Repeat, exactly and in full, the lines of the listing below, but without any pictures.

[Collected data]
====================
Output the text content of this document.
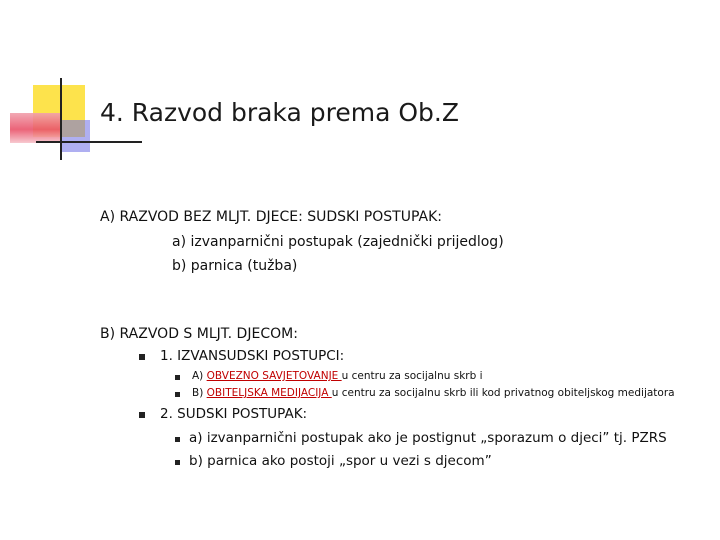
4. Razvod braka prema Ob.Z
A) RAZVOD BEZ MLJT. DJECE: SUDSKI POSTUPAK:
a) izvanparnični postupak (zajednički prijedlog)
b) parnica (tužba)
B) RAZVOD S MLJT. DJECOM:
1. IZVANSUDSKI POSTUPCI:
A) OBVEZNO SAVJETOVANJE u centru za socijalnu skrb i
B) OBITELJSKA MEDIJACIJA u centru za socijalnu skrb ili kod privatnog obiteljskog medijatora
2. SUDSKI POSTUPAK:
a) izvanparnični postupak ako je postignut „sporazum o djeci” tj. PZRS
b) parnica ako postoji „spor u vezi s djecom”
====================
• The answer
Output the text content of this document.
4. Razvod braka prema Ob.Z
A) RAZVOD BEZ MLJT. DJECE: SUDSKI POSTUPAK:
a) izvanparnični postupak (zajednički prijedlog)
b) parnica (tužba)
B) RAZVOD S MLJT. DJECOM:
1. IZVANSUDSKI POSTUPCI:
A) OBVEZNO SAVJETOVANJE u centru za socijalnu skrb i
B) OBITELJSKA MEDIJACIJA u centru za socijalnu skrb ili kod privatnog obiteljskog medijatora
2. SUDSKI POSTUPAK:
a) izvanparnični postupak ako je postignut „sporazum o djeci” tj. PZRS
b) parnica ako postoji „spor u vezi s djecom”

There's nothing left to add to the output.